EXERCISE BRIEF - Copy out all lines in the data below containing the string "skot".

TASK MATERIAL -
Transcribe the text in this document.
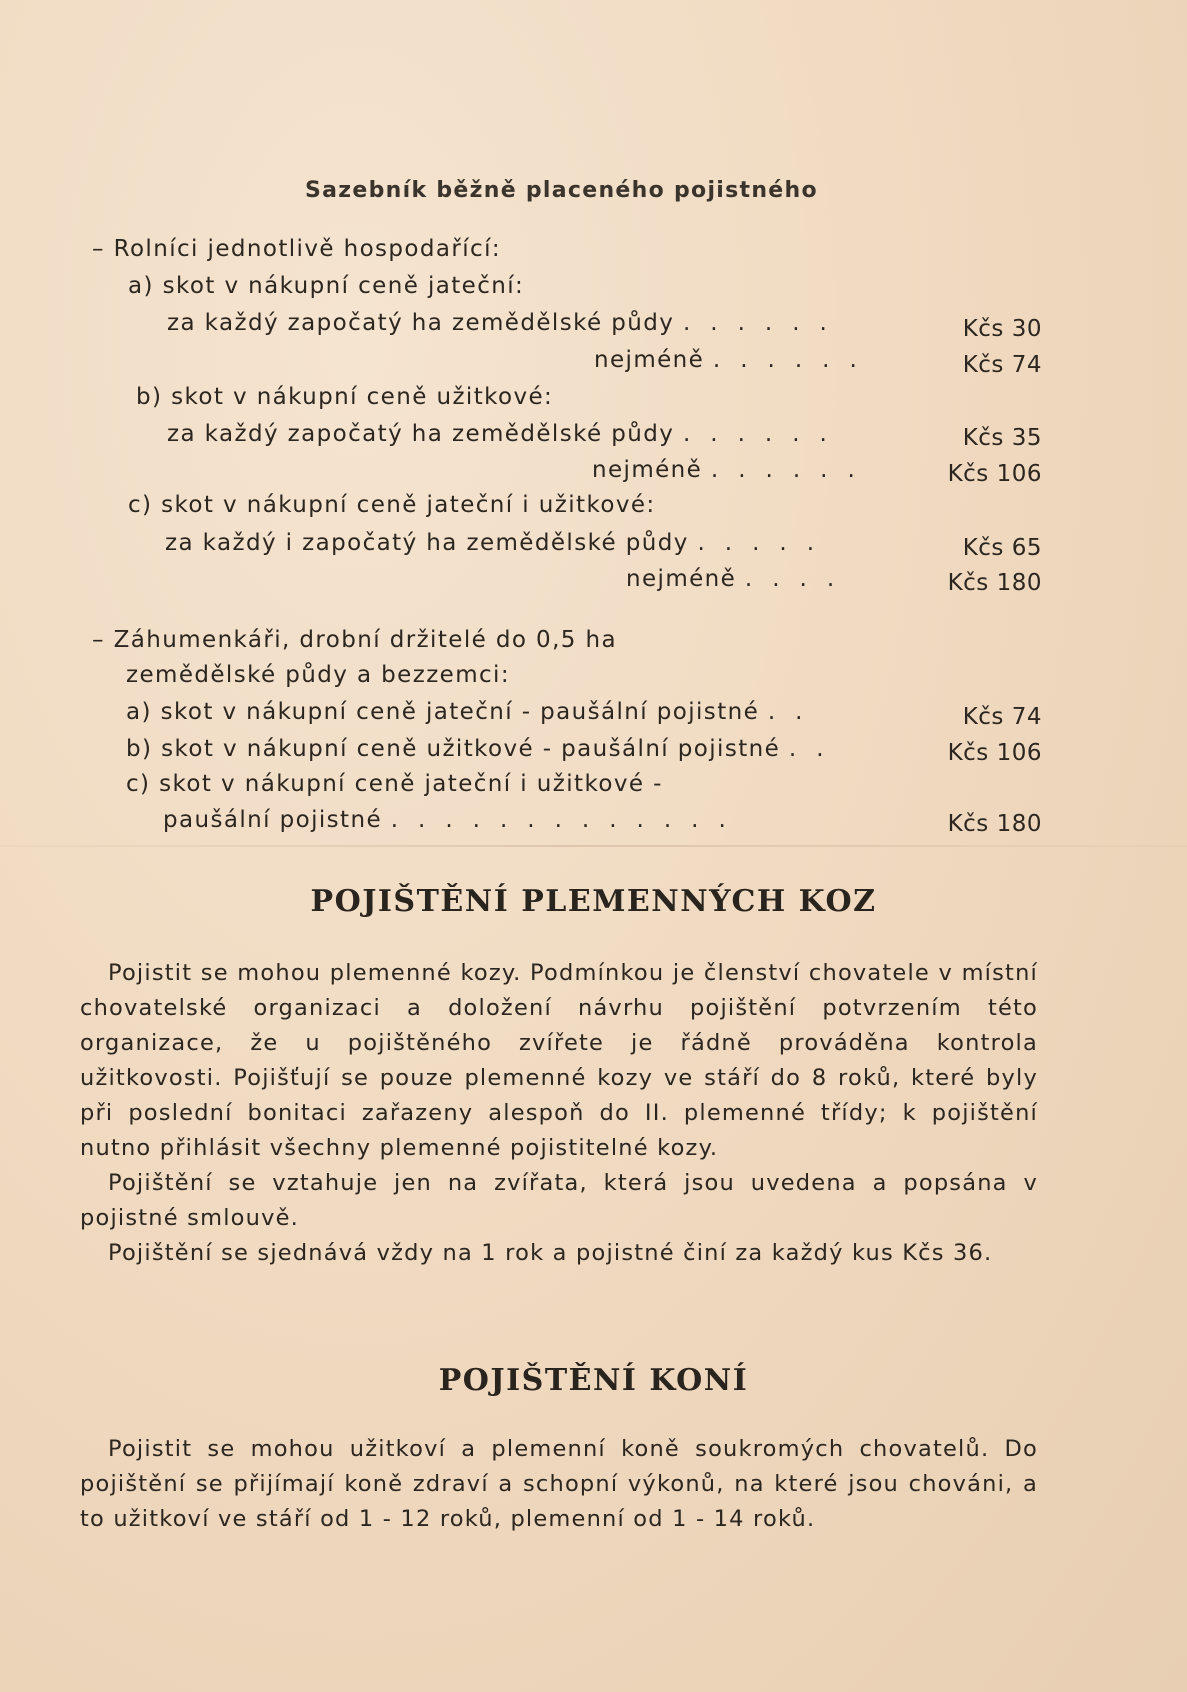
Sazebník běžně placeného pojistného
– Rolníci jednotlivě hospodařící:
a) skot v nákupní ceně jateční:
za každý započatý ha zemědělské půdy ......	Kčs 30
nejméně ......	Kčs 74
b) skot v nákupní ceně užitkové:
za každý započatý ha zemědělské půdy ......	Kčs 35
nejméně ......	Kčs 106
c) skot v nákupní ceně jateční i užitkové:
za každý i započatý ha zemědělské půdy .....	Kčs 65
nejméně ....	Kčs 180
– Záhumenkáři, drobní držitelé do 0,5 ha
zemědělské půdy a bezzemci:
a) skot v nákupní ceně jateční - paušální pojistné ..	Kčs 74
b) skot v nákupní ceně užitkové - paušální pojistné ..	Kčs 106
c) skot v nákupní ceně jateční i užitkové -
paušální pojistné .............	Kčs 180
POJIŠTĚNÍ PLEMENNÝCH KOZ

Pojistit se mohou plemenné kozy. Podmínkou je členství chovatele v místní chovatelské organizaci a doložení návrhu pojištění potvrzením této organizace, že u pojištěného zvířete je řádně prováděna kontrola užitkovosti. Pojišťují se pouze plemenné kozy ve stáří do 8 roků, které byly při poslední bonitaci zařazeny alespoň do II. plemenné třídy; k pojištění nutno přihlásit všechny plemenné pojistitelné kozy.

Pojištění se vztahuje jen na zvířata, která jsou uvedena a popsána v pojistné smlouvě.

Pojištění se sjednává vždy na 1 rok a pojistné činí za každý kus Kčs 36.

POJIŠTĚNÍ KONÍ

Pojistit se mohou užitkoví a plemenní koně soukromých chovatelů. Do pojištění se přijímají koně zdraví a schopní výkonů, na které jsou chováni, a to užitkoví ve stáří od 1 - 12 roků, plemenní od 1 - 14 roků.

ANSWER TO THIS PROBLEM -
a) skot v nákupní ceně jateční:
b) skot v nákupní ceně užitkové:
c) skot v nákupní ceně jateční i užitkové:
a) skot v nákupní ceně jateční - paušální pojistné ..	Kčs 74
b) skot v nákupní ceně užitkové - paušální pojistné ..	Kčs 106
c) skot v nákupní ceně jateční i užitkové -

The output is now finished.